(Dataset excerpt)
▽
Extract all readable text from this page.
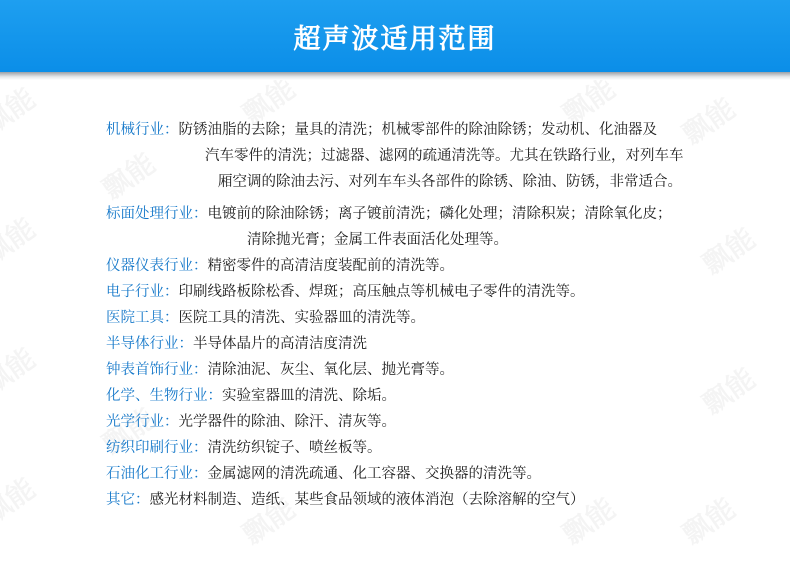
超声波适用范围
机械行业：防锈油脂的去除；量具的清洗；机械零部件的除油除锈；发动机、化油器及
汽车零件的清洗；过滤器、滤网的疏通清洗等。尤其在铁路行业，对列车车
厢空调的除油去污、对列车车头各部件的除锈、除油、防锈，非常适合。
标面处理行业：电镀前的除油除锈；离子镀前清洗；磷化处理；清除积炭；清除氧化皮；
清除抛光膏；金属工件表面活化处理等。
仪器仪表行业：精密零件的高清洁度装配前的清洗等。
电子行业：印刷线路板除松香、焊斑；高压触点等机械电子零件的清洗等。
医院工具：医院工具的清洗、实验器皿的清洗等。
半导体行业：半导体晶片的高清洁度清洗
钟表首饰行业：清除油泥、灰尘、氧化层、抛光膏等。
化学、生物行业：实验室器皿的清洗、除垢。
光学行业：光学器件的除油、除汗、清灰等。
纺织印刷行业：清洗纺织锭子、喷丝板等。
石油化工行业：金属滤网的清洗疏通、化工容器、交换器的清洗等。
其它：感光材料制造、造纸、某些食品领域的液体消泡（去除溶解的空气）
△
▽
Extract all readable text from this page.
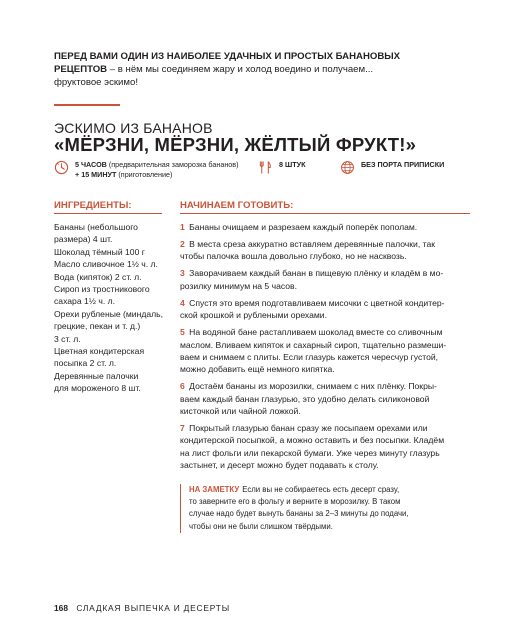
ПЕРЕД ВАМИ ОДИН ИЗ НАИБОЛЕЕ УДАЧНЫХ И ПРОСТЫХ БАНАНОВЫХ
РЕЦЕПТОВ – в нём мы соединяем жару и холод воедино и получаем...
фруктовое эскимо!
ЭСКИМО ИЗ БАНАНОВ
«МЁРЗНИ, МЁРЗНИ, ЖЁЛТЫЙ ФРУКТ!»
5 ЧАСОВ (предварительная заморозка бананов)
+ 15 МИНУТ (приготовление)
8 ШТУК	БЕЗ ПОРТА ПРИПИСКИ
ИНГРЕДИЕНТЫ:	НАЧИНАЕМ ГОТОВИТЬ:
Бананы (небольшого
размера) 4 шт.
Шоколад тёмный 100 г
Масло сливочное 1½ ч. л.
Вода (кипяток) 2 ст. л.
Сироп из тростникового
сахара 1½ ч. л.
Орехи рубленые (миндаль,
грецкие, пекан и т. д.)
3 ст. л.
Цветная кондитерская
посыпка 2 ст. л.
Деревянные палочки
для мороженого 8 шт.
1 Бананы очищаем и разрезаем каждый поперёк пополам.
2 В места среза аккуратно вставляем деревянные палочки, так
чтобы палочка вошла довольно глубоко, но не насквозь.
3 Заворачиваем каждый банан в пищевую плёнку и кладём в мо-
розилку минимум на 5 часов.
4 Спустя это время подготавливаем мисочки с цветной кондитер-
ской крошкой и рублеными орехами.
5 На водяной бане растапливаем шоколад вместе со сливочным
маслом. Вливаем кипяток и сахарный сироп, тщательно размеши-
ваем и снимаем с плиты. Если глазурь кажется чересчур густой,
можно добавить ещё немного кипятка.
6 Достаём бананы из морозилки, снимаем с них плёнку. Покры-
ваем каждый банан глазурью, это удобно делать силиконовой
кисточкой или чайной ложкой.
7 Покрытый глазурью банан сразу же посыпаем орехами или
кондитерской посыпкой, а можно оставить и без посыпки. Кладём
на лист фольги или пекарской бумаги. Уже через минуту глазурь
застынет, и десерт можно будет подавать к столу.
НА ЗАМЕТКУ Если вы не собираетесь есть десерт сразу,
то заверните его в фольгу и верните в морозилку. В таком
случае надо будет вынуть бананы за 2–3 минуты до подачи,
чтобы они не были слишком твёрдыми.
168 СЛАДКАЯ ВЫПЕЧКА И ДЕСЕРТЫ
△
- _TO DO_: Pull out all lines containing the word "кипяток" from the entries above.

- _THE OUTPUT_:
Вода (кипяток) 2 ст. л.
маслом. Вливаем кипяток и сахарный сироп, тщательно размеши-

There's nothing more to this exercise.